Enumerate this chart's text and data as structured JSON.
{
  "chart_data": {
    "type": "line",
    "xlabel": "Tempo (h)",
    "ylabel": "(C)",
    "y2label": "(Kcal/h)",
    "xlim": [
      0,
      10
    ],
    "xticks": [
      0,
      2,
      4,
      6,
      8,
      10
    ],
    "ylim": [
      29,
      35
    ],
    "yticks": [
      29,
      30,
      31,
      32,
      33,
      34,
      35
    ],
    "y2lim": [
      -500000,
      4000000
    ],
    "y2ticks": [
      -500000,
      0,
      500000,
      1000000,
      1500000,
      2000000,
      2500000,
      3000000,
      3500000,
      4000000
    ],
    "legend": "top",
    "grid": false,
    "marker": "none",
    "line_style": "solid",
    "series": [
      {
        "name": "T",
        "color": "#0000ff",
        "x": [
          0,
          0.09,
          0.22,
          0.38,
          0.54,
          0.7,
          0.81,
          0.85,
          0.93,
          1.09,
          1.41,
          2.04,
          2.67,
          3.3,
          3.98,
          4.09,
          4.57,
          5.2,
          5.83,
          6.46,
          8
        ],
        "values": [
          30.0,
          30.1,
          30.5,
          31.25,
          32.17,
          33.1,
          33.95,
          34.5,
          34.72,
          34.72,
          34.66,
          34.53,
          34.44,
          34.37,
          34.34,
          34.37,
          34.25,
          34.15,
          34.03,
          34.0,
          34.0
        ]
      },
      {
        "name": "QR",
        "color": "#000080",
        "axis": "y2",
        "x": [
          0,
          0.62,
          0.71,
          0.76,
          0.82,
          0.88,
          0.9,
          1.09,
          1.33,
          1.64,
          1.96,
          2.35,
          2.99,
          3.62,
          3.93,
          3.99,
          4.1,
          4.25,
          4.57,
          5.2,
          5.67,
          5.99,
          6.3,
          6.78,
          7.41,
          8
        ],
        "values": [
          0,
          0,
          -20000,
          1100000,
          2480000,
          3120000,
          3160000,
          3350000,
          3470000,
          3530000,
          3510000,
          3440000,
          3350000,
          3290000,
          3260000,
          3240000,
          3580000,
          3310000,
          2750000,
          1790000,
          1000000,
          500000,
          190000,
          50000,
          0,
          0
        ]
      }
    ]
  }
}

**What to produce**
Output each entry precisely as given.

**Response**
Enumerate this chart's text and data as structured JSON.
{
  "chart_data": {
    "type": "line",
    "xlabel": "Tempo (h)",
    "ylabel": "(C)",
    "y2label": "(Kcal/h)",
    "xlim": [
      0,
      10
    ],
    "xticks": [
      0,
      2,
      4,
      6,
      8,
      10
    ],
    "ylim": [
      29,
      35
    ],
    "yticks": [
      29,
      30,
      31,
      32,
      33,
      34,
      35
    ],
    "y2lim": [
      -500000,
      4000000
    ],
    "y2ticks": [
      -500000,
      0,
      500000,
      1000000,
      1500000,
      2000000,
      2500000,
      3000000,
      3500000,
      4000000
    ],
    "legend": "top",
    "grid": false,
    "marker": "none",
    "line_style": "solid",
    "series": [
      {
        "name": "T",
        "color": "#0000ff",
        "x": [
          0,
          0.09,
          0.22,
          0.38,
          0.54,
          0.7,
          0.81,
          0.85,
          0.93,
          1.09,
          1.41,
          2.04,
          2.67,
          3.3,
          3.98,
          4.09,
          4.57,
          5.2,
          5.83,
          6.46,
          8
        ],
        "values": [
          30.0,
          30.1,
          30.5,
          31.25,
          32.17,
          33.1,
          33.95,
          34.5,
          34.72,
          34.72,
          34.66,
          34.53,
          34.44,
          34.37,
          34.34,
          34.37,
          34.25,
          34.15,
          34.03,
          34.0,
          34.0
        ]
      },
      {
        "name": "QR",
        "color": "#000080",
        "axis": "y2",
        "x": [
          0,
          0.62,
          0.71,
          0.76,
          0.82,
          0.88,
          0.9,
          1.09,
          1.33,
          1.64,
          1.96,
          2.35,
          2.99,
          3.62,
          3.93,
          3.99,
          4.1,
          4.25,
          4.57,
          5.2,
          5.67,
          5.99,
          6.3,
          6.78,
          7.41,
          8
        ],
        "values": [
          0,
          0,
          -20000,
          1100000,
          2480000,
          3120000,
          3160000,
          3350000,
          3470000,
          3530000,
          3510000,
          3440000,
          3350000,
          3290000,
          3260000,
          3240000,
          3580000,
          3310000,
          2750000,
          1790000,
          1000000,
          500000,
          190000,
          50000,
          0,
          0
        ]
      }
    ]
  }
}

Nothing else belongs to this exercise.